Directions
In the entries below, find every line with "blockers" and copy it.

▬▬▬

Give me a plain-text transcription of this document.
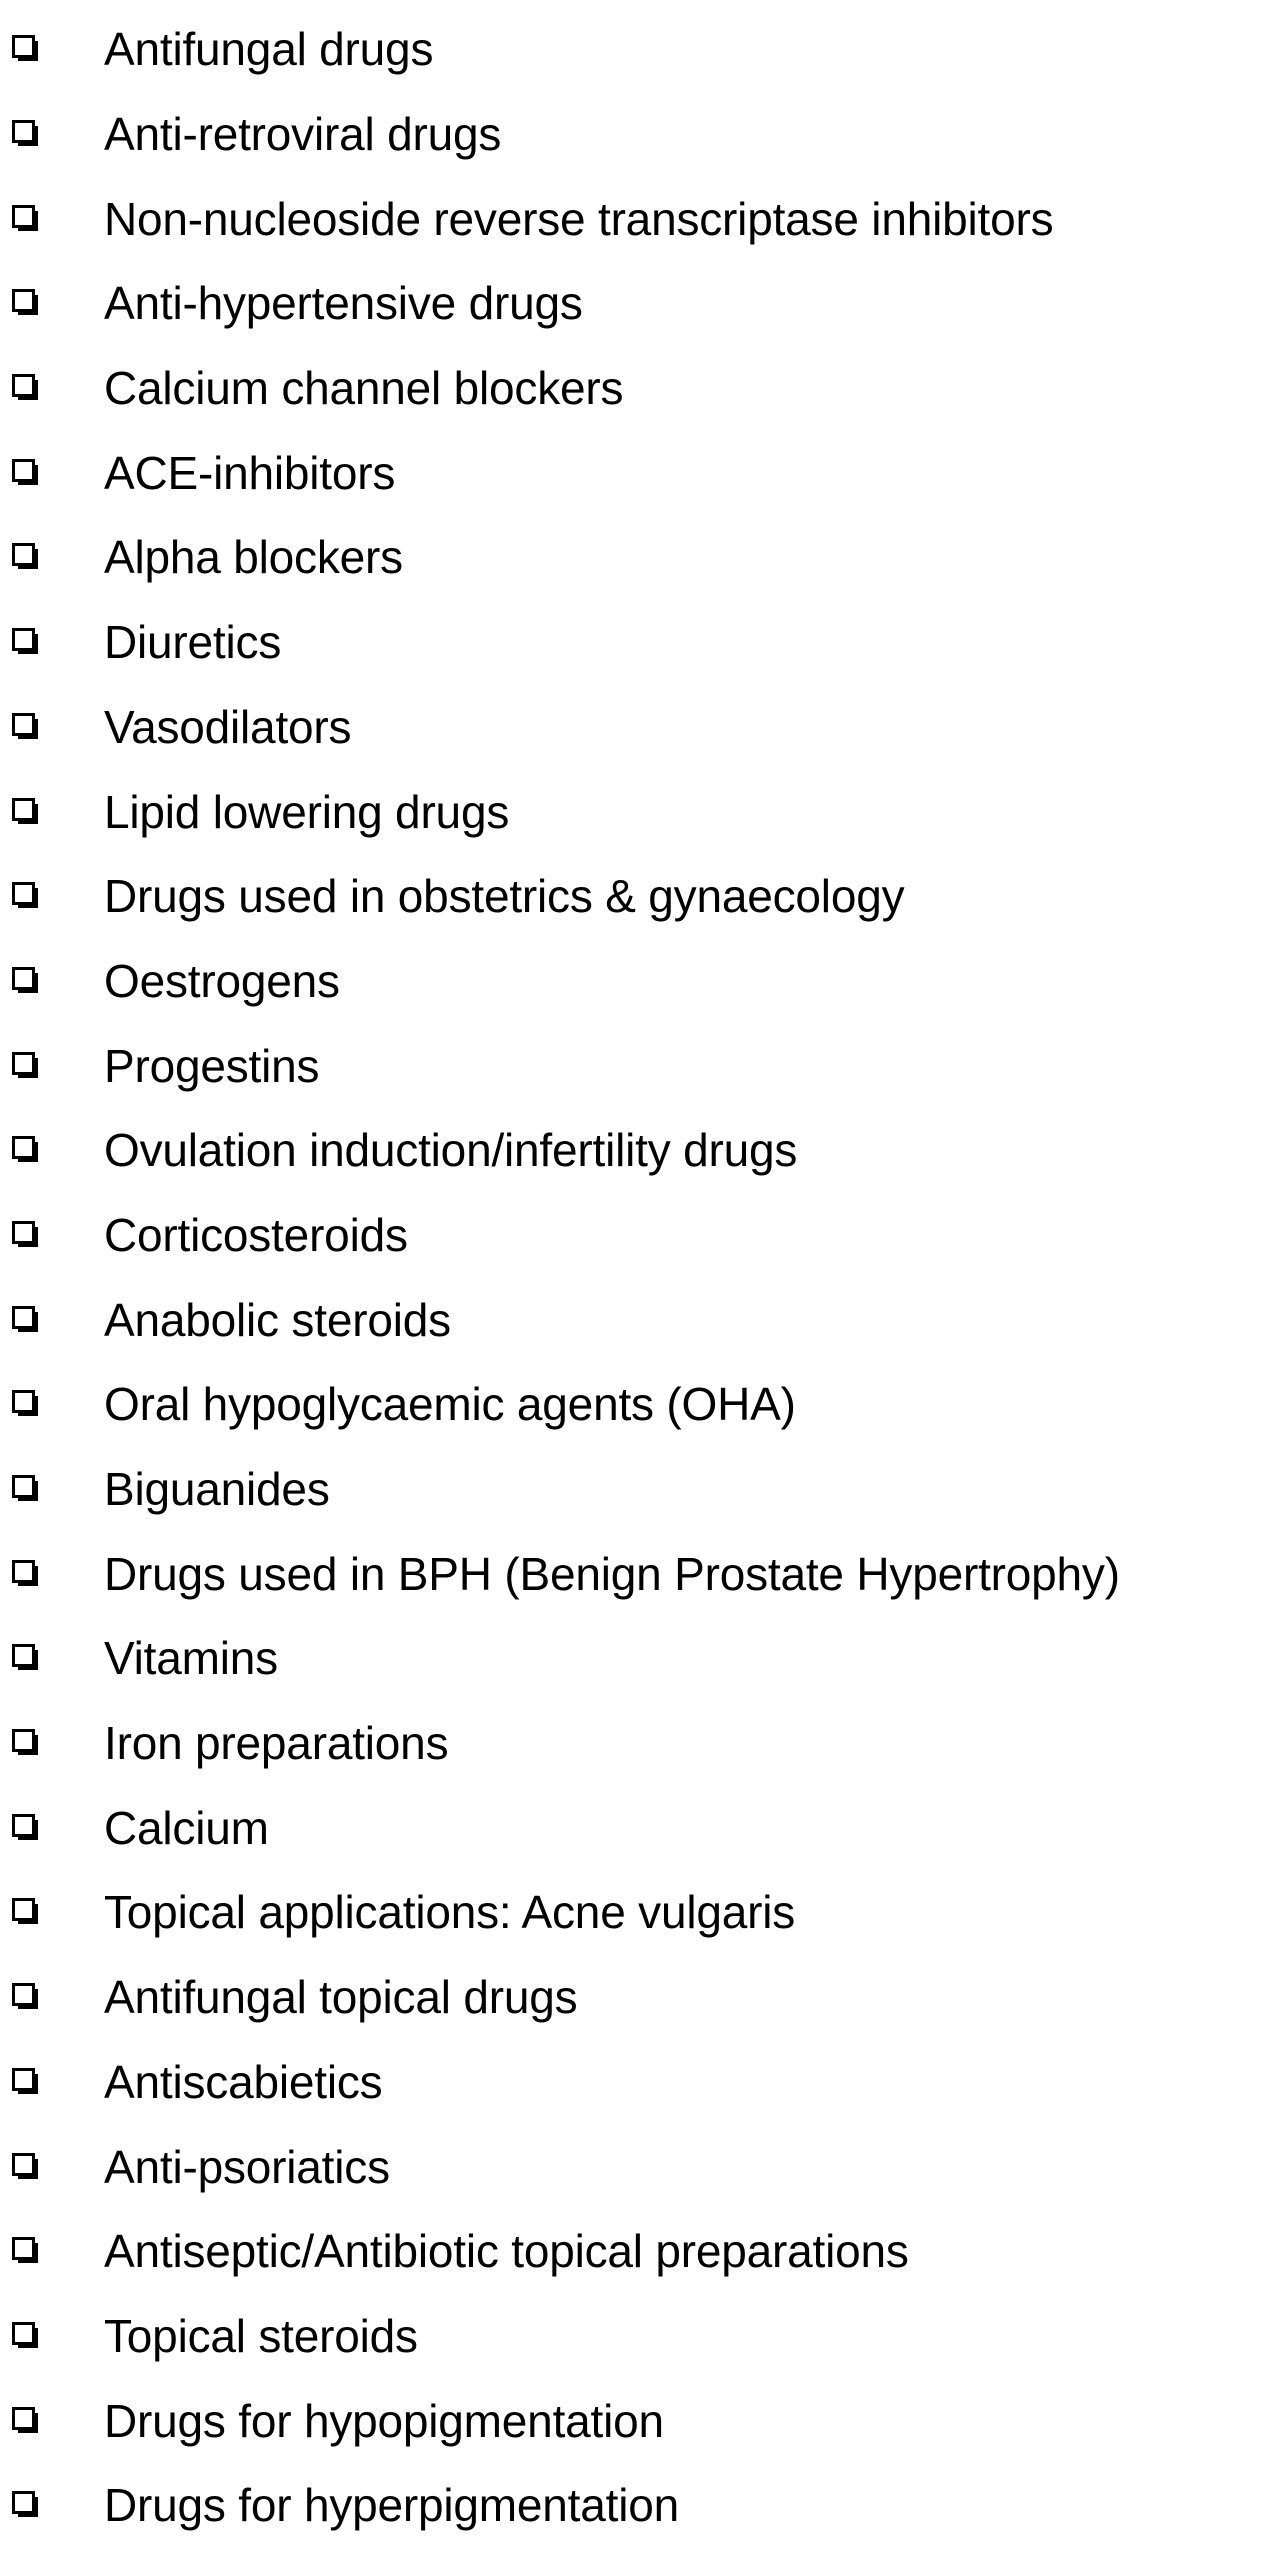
Antifungal drugs
Anti-retroviral drugs
Non-nucleoside reverse transcriptase inhibitors
Anti-hypertensive drugs
Calcium channel blockers
ACE-inhibitors
Alpha blockers
Diuretics
Vasodilators
Lipid lowering drugs
Drugs used in obstetrics & gynaecology
Oestrogens
Progestins
Ovulation induction/infertility drugs
Corticosteroids
Anabolic steroids
Oral hypoglycaemic agents (OHA)
Biguanides
Drugs used in BPH (Benign Prostate Hypertrophy)
Vitamins
Iron preparations
Calcium
Topical applications: Acne vulgaris
Antifungal topical drugs
Antiscabietics
Anti-psoriatics
Antiseptic/Antibiotic topical preparations
Topical steroids
Drugs for hypopigmentation
Drugs for hyperpigmentation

▬▬▬

Result for this task
Calcium channel blockers
Alpha blockers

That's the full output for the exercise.